Work required
Output the entries verbatim, including every line.

Data excerpts
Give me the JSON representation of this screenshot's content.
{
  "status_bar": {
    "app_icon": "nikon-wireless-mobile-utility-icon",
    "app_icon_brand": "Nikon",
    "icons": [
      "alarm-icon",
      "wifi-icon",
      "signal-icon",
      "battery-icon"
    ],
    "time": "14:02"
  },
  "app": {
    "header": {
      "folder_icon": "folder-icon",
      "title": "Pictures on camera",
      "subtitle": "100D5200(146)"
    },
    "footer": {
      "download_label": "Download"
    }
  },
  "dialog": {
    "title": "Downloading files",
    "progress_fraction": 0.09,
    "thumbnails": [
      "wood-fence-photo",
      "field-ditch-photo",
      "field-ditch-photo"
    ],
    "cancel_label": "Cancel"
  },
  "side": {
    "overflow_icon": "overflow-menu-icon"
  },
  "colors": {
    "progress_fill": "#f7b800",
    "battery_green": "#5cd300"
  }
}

Answer in full
Give me the JSON representation of this screenshot's content.
{
  "status_bar": {
    "app_icon": "nikon-wireless-mobile-utility-icon",
    "app_icon_brand": "Nikon",
    "icons": [
      "alarm-icon",
      "wifi-icon",
      "signal-icon",
      "battery-icon"
    ],
    "time": "14:02"
  },
  "app": {
    "header": {
      "folder_icon": "folder-icon",
      "title": "Pictures on camera",
      "subtitle": "100D5200(146)"
    },
    "footer": {
      "download_label": "Download"
    }
  },
  "dialog": {
    "title": "Downloading files",
    "progress_fraction": 0.09,
    "thumbnails": [
      "wood-fence-photo",
      "field-ditch-photo",
      "field-ditch-photo"
    ],
    "cancel_label": "Cancel"
  },
  "side": {
    "overflow_icon": "overflow-menu-icon"
  },
  "colors": {
    "progress_fill": "#f7b800",
    "battery_green": "#5cd300"
  }
}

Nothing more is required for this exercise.